=== Directions for this task ===
Count the lines that contain the string "axis", treating uppercase and lowercase letters as different, and give only the count.

=== Supplied records ===
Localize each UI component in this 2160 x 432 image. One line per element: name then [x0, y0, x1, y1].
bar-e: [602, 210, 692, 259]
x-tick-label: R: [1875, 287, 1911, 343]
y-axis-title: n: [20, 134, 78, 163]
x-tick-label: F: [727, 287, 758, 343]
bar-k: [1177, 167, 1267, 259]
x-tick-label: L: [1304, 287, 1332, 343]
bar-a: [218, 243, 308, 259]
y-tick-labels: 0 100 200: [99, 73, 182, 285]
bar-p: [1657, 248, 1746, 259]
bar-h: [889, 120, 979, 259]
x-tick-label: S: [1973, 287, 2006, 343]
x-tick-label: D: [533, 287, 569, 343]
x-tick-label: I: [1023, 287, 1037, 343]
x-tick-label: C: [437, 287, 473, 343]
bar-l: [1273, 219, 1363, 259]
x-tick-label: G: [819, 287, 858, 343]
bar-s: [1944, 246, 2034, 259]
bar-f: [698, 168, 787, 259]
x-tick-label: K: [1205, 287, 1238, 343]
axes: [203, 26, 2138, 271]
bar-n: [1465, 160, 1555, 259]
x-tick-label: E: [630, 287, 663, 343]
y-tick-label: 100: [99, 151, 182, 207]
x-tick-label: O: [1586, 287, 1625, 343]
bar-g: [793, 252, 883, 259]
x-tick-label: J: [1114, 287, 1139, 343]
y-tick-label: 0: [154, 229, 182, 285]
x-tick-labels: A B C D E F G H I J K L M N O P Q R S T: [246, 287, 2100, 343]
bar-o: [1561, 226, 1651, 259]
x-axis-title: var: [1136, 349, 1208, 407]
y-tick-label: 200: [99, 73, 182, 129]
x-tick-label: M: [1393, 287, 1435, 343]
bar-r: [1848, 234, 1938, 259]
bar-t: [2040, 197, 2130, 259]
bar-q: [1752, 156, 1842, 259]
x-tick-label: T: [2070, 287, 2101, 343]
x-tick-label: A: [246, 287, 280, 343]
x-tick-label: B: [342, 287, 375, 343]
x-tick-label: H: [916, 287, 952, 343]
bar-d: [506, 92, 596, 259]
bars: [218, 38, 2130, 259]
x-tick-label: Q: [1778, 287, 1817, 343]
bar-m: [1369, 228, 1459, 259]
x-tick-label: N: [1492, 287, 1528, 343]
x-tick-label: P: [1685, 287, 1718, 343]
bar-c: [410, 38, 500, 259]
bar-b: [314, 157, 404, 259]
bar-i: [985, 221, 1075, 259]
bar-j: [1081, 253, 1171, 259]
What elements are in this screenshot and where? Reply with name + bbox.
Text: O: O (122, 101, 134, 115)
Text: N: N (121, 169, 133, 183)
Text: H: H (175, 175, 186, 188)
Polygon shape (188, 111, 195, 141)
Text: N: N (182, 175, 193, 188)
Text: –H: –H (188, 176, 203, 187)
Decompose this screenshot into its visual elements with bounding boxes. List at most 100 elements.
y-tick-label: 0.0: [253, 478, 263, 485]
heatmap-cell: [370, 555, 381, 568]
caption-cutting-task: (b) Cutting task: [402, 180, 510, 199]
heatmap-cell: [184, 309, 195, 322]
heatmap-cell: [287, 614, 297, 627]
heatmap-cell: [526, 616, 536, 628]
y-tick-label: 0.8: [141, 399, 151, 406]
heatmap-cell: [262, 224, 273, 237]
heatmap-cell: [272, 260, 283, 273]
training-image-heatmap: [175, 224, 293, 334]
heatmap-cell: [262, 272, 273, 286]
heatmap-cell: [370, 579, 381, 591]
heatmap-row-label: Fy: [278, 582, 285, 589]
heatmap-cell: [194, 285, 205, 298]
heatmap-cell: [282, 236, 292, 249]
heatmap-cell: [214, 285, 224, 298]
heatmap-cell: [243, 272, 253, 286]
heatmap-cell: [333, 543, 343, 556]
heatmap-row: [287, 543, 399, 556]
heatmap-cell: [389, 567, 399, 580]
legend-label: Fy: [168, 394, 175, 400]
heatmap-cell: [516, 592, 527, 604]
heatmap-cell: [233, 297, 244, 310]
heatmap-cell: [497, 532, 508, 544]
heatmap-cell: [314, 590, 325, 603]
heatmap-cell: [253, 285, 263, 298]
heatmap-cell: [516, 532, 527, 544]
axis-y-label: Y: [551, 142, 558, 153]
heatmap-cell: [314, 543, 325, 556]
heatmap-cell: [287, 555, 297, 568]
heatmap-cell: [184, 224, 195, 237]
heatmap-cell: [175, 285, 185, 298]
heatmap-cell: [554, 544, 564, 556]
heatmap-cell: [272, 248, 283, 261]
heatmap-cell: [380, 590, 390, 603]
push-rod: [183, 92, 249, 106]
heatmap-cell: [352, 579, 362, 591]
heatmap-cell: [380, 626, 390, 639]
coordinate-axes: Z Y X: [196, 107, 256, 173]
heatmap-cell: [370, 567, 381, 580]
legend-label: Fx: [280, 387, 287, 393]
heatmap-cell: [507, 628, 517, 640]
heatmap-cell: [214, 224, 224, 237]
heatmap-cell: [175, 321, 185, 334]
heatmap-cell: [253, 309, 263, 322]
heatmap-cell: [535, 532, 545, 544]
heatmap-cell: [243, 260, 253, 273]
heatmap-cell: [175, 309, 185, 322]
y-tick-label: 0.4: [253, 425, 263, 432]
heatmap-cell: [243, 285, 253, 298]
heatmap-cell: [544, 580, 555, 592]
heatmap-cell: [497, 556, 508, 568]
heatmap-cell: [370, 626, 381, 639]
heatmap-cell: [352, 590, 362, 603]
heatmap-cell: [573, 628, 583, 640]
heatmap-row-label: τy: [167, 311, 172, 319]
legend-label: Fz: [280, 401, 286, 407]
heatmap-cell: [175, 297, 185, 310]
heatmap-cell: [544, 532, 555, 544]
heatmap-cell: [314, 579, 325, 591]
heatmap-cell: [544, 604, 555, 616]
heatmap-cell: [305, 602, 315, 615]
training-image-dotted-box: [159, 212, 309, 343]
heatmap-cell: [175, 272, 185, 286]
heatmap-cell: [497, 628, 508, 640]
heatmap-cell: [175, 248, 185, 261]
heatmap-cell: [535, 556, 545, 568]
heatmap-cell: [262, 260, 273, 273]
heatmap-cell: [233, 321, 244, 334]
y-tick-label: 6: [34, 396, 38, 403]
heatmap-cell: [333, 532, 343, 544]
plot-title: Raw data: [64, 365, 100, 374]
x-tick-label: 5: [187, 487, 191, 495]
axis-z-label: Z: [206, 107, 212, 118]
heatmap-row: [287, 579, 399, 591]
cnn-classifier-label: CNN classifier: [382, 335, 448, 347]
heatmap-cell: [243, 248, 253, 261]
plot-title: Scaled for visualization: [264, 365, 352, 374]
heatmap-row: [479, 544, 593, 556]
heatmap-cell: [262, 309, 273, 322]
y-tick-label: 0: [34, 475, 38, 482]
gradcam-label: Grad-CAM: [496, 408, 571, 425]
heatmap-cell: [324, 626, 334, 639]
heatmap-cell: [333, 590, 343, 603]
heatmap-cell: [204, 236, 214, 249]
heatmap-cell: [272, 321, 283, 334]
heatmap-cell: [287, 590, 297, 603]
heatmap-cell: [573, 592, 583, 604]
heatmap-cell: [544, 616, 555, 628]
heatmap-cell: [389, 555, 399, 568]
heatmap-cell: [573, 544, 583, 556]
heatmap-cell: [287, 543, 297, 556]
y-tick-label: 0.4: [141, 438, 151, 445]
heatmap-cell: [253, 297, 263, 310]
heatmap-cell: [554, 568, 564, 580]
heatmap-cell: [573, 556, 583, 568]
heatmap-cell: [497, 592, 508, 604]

=== Exercise output ===
4